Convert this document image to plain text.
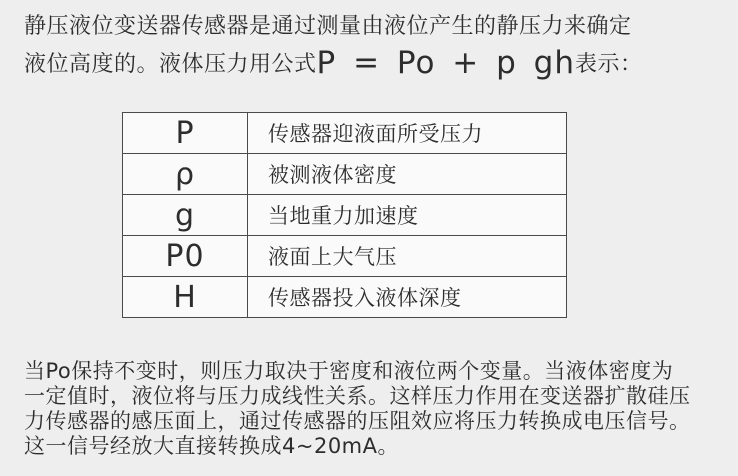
静压液位变送器传感器是通过测量由液位产生的静压力来确定
液位高度的。液体压力用公式P = Po + p gh表示：
P	传感器迎液面所受压力
ρ	被测液体密度
g	当地重力加速度
P0	液面上大气压
H	传感器投入液体深度
当Po保持不变时，则压力取决于密度和液位两个变量。当液体密度为
一定值时，液位将与压力成线性关系。这样压力作用在变送器扩散硅压
力传感器的感压面上，通过传感器的压阻效应将压力转换成电压信号。
这一信号经放大直接转换成4~20mA。
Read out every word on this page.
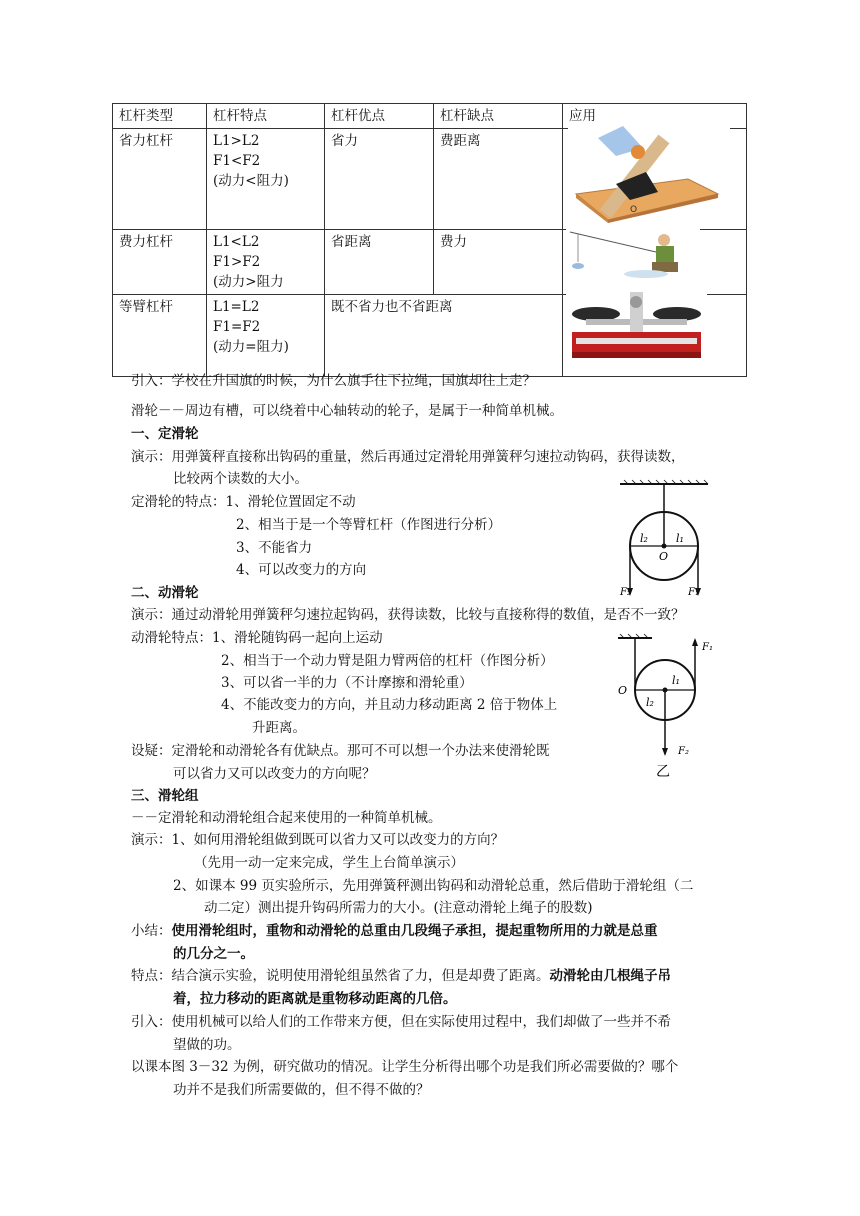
杠杆类型	杠杆特点	杠杆优点	杠杆缺点	应用
省力杠杆	L1>L2
F1<F2
(动力<阻力)	省力	费距离	
费力杠杆	L1<L2
F1>F2
(动力>阻力	省距离	费力	
等臂杠杆	L1=L2
F1=F2
(动力=阻力)	既不省力也不省距离		
O
引入：学校在升国旗的时候，为什么旗手往下拉绳，国旗却往上走？
滑轮－－周边有槽，可以绕着中心轴转动的轮子，是属于一种简单机械。
一、定滑轮
演示：用弹簧秤直接称出钩码的重量，然后再通过定滑轮用弹簧秤匀速拉动钩码，获得读数，
比较两个读数的大小。
定滑轮的特点：1、滑轮位置固定不动
2、相当于是一个等臂杠杆（作图进行分析）
3、不能省力
4、可以改变力的方向
二、动滑轮
演示：通过动滑轮用弹簧秤匀速拉起钩码，获得读数，比较与直接称得的数值，是否不一致？
动滑轮特点：1、滑轮随钩码一起向上运动
2、相当于一个动力臂是阻力臂两倍的杠杆（作图分析）
3、可以省一半的力（不计摩擦和滑轮重）
4、不能改变力的方向，并且动力移动距离 2 倍于物体上
升距离。
设疑：定滑轮和动滑轮各有优缺点。那可不可以想一个办法来使滑轮既
可以省力又可以改变力的方向呢？
三、滑轮组
－－定滑轮和动滑轮组合起来使用的一种简单机械。
演示：1、如何用滑轮组做到既可以省力又可以改变力的方向？
（先用一动一定来完成，学生上台简单演示）
2、如课本 99 页实验所示，先用弹簧秤测出钩码和动滑轮总重，然后借助于滑轮组（二
动二定）测出提升钩码所需力的大小。(注意动滑轮上绳子的股数)
小结：使用滑轮组时，重物和动滑轮的总重由几段绳子承担，提起重物所用的力就是总重
的几分之一。
特点：结合演示实验，说明使用滑轮组虽然省了力，但是却费了距离。动滑轮由几根绳子吊
着，拉力移动的距离就是重物移动距离的几倍。
引入：使用机械可以给人们的工作带来方便，但在实际使用过程中，我们却做了一些并不希
望做的功。
以课本图 3－32 为例，研究做功的情况。让学生分析得出哪个功是我们所必需要做的？哪个
功并不是我们所需要做的，但不得不做的？
l₂	l₁
O
F₂	F₁
O
l₁
l₂
F₁
F₂
乙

========================================================================

* [DO THIS]:
Pick out the lines containing the string "获得读数".

* [EXPECTED OUTPUT]:
演示：用弹簧秤直接称出钩码的重量，然后再通过定滑轮用弹簧秤匀速拉动钩码，获得读数，
演示：通过动滑轮用弹簧秤匀速拉起钩码，获得读数，比较与直接称得的数值，是否不一致？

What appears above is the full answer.